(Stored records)
::::::::

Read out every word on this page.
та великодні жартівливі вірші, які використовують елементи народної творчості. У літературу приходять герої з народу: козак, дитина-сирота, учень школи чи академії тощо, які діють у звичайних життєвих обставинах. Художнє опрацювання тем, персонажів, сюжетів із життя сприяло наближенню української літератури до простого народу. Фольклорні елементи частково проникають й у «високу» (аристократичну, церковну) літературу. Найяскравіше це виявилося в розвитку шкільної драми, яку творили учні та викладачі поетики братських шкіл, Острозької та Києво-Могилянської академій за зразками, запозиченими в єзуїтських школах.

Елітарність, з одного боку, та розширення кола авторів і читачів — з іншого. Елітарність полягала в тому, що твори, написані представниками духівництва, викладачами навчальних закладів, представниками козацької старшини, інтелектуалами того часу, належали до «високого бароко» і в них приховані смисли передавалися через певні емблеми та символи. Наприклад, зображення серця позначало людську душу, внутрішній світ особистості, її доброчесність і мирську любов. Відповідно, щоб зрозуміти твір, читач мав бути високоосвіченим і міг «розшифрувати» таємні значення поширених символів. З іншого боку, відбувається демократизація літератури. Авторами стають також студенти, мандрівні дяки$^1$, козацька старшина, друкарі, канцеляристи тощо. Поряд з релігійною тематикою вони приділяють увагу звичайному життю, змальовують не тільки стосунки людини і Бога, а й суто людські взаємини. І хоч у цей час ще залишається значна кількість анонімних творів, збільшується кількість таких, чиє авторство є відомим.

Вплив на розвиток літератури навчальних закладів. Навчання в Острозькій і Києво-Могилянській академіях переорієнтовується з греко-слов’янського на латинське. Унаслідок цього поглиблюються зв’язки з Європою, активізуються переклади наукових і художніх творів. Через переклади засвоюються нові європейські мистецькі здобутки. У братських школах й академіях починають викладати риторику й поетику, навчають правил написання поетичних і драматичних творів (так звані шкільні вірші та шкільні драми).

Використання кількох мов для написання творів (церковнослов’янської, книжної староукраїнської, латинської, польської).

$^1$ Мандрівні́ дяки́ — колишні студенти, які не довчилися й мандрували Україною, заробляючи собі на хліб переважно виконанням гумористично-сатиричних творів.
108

::::::::

*Exercise description*. Copy the material above verbatim.

*Solution*.
Read out every word on this page.
та великодні жартівливі вірші, які використовують елементи народної творчості. У літературу приходять герої з народу: козак, дитина-сирота, учень школи чи академії тощо, які діють у звичайних життєвих обставинах. Художнє опрацювання тем, персонажів, сюжетів із життя сприяло наближенню української літератури до простого народу. Фольклорні елементи частково проникають й у «високу» (аристократичну, церковну) літературу. Найяскравіше це виявилося в розвитку шкільної драми, яку творили учні та викладачі поетики братських шкіл, Острозької та Києво-Могилянської академій за зразками, запозиченими в єзуїтських школах.

Елітарність, з одного боку, та розширення кола авторів і читачів — з іншого. Елітарність полягала в тому, що твори, написані представниками духівництва, викладачами навчальних закладів, представниками козацької старшини, інтелектуалами того часу, належали до «високого бароко» і в них приховані смисли передавалися через певні емблеми та символи. Наприклад, зображення серця позначало людську душу, внутрішній світ особистості, її доброчесність і мирську любов. Відповідно, щоб зрозуміти твір, читач мав бути високоосвіченим і міг «розшифрувати» таємні значення поширених символів. З іншого боку, відбувається демократизація літератури. Авторами стають також студенти, мандрівні дяки$^1$, козацька старшина, друкарі, канцеляристи тощо. Поряд з релігійною тематикою вони приділяють увагу звичайному життю, змальовують не тільки стосунки людини і Бога, а й суто людські взаємини. І хоч у цей час ще залишається значна кількість анонімних творів, збільшується кількість таких, чиє авторство є відомим.

Вплив на розвиток літератури навчальних закладів. Навчання в Острозькій і Києво-Могилянській академіях переорієнтовується з греко-слов’янського на латинське. Унаслідок цього поглиблюються зв’язки з Європою, активізуються переклади наукових і художніх творів. Через переклади засвоюються нові європейські мистецькі здобутки. У братських школах й академіях починають викладати риторику й поетику, навчають правил написання поетичних і драматичних творів (так звані шкільні вірші та шкільні драми).

Використання кількох мов для написання творів (церковнослов’янської, книжної староукраїнської, латинської, польської).

$^1$ Мандрівні́ дяки́ — колишні студенти, які не довчилися й мандрували Україною, заробляючи собі на хліб переважно виконанням гумористично-сатиричних творів.
108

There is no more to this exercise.